== Source ==
---
As a result of our announced extension of the financial assistance scheme, some people will receive FAS payments for a past period. Concern has been expressed that those people might be in a higher tax band. I am pleased to say that, as my right hon. Friend the Minister for Pensions Reform confirmed earlier, that will not happen. My officials are currently working with their colleagues in HM Revenue and Customs to establish how the work will be carried out.
I thank the Secretary of State for his explanation. Can he tell us whether his target for eliminating child poverty is actually a target, or more of an aspiration?
The Conservatives should stop digging themselves into a hole. It is a target, and, as we have reaffirmed, we are committed to it. In the Budget we announced just under £1 billion of spending to take another 250,000 children out of poverty. The outrage is that the Conservative party voted against those measures.
My hon. Friend has identified a serious problem, on which I know he has campaigned for some time. He will be glad to know that Dame Carol Black’s review commits my Department and the Department of Health to working together closely on the issue, and that Dame Carol will use that work to ensure that we can help people with mental health problems. We are also working on our drug strategy to ensure that we can provide better support for people who wish to return to work.
Why is the Secretary of State providing free job advertising for sex clubs?
As the hon. Gentleman knows and as has been explained on many occasions, we advertise any jobs that are legal. I am sure that he would do exactly the same.
I have a selection here of adverts currently appearing on Jobcentre Plus websites. Many of them advertise jobs for the national minimum wage and they are quite clear—this one, in particular, says:
“Duties require the successful applicant to be nude/semi nude”.
I regard asking women to work, naked or semi-naked, on the national minimum wage as exploitation. Why does not the Secretary of State share that view and why does he continue to condone Jobcentre Plus supporting vacancies like that?
In that case, if the hon. Gentleman believes that and he wants to have the means to live up to those ends, he will introduce proposals to ban those adverts. At the moment, it is legal and Jobcentre Plus obviously has a duty to comply with anything that is legal. The hon. Gentleman, however, has no proposals to do anything any differently.
---
== Dataset content ==
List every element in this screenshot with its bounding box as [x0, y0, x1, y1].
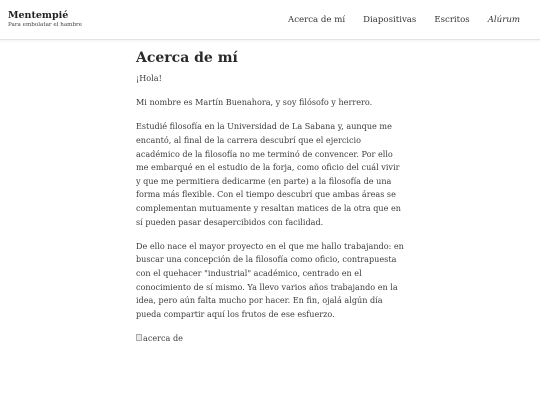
---
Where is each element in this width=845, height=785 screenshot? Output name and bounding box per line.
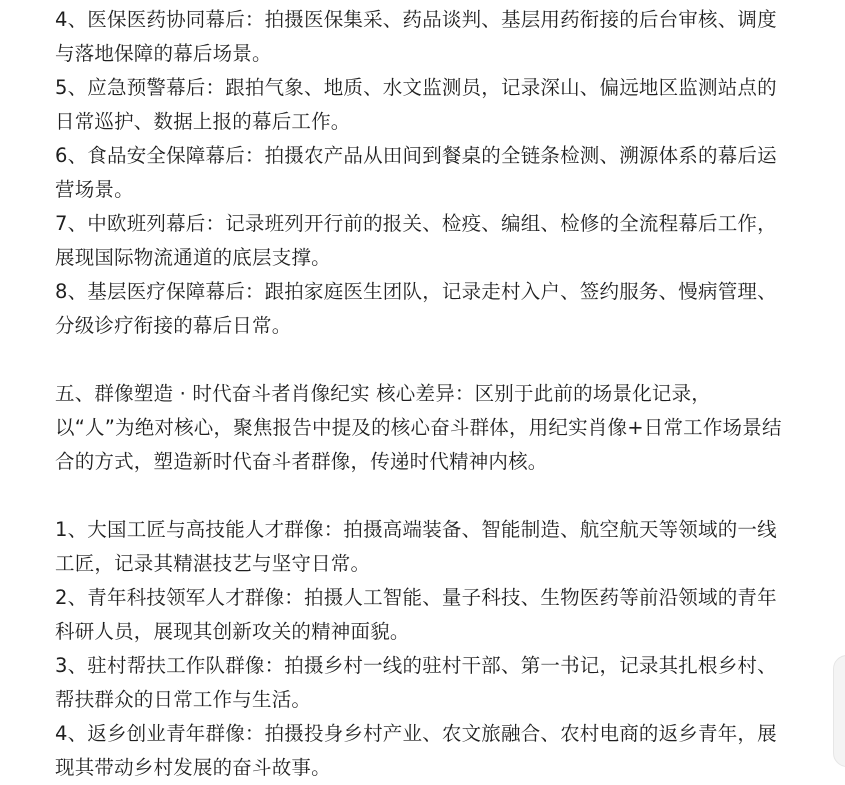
---
== Work required ==
Continue the Commons exchange on welfare and jobcentre adverts from the point where it stops.

== Reply ==
I am grateful to my hon. Friend for raising that problem. As he knows, there were a series of problems with the Bolton office for a while, but in many cases, we have seen improvements. I have myself spoken to officials who are working on the MPs’ hotline. I will take my hon. Friend’s point seriously and I promise to look into it further for him in the light of what he has said.
I pay tribute to the hon. Gentleman’s work as chair of the all-party group on the trafficking of women and children. As he knows, we are committed to implementing the Council of Europe convention on action against trafficking before the end of this year. My Department is working very closely with the Home Office and others on exactly how those arrangements will work. The convention envisages a two-step process and we are looking at granting a resident’s permit in the second stage. We will discuss the details with the Home Office, so I would be interested to receive any representations from the hon. Gentleman about the detailed form that any such regulations should take.
As my hon. Friend knows, because of the IT problems that have tended to plague the agency ever since its inception, transfer from one funding regime to another has not been possible to achieve. As we move towards the introduction of the new commission to replace the existing agency, we have set out that movement towards an integrated maintenance calculation will begin in 2010.
The Secretary of State knows that the Conservative party is committed to the eradication of child poverty by 2020, yet he claims that it is not. The Secretary of State knows that the Government will not meet their child poverty target in 2010, yet he maintained in the House today that it will be met. I put it to him that, as an internal document from the Department for Work and Pensions, published in February this year, says:
“Despite effective policies these targets are unlikely to be fully met”.
Will the Secretary of State come clean today and tell the House the truth—that the targets will not be met on current policies?
If the hon. Gentleman read his documents more carefully, he would know that that was before the Budget, which announced an extra £1 billion, which Conservative Members voted against. If he also read his own party’s documents, he would know that the Conservatives are not committed to ending child poverty; they talk vaguely about an aspiration, but have no policy to deliver it. They have tried to say that they will find more money from the working tax credit, but that was going to come from £3 billion of welfare savings, which are no longer there. The Conservatives now need to come clean and admit that they have no policy on child policy and that they would make no difference to it.
I can give my hon. Friend that assurance, and I can go further: she will be glad to know that we will ensure that we pilot the use of Jobcentre Plus advisers working in children’s centres, so that when parents take their children to get support there, they also discover how they can find opportunities to work. So we are making sure that we have both health and children’s services working hand in glove with the services from the Department for Work and Pensions and from Jobcentre Plus.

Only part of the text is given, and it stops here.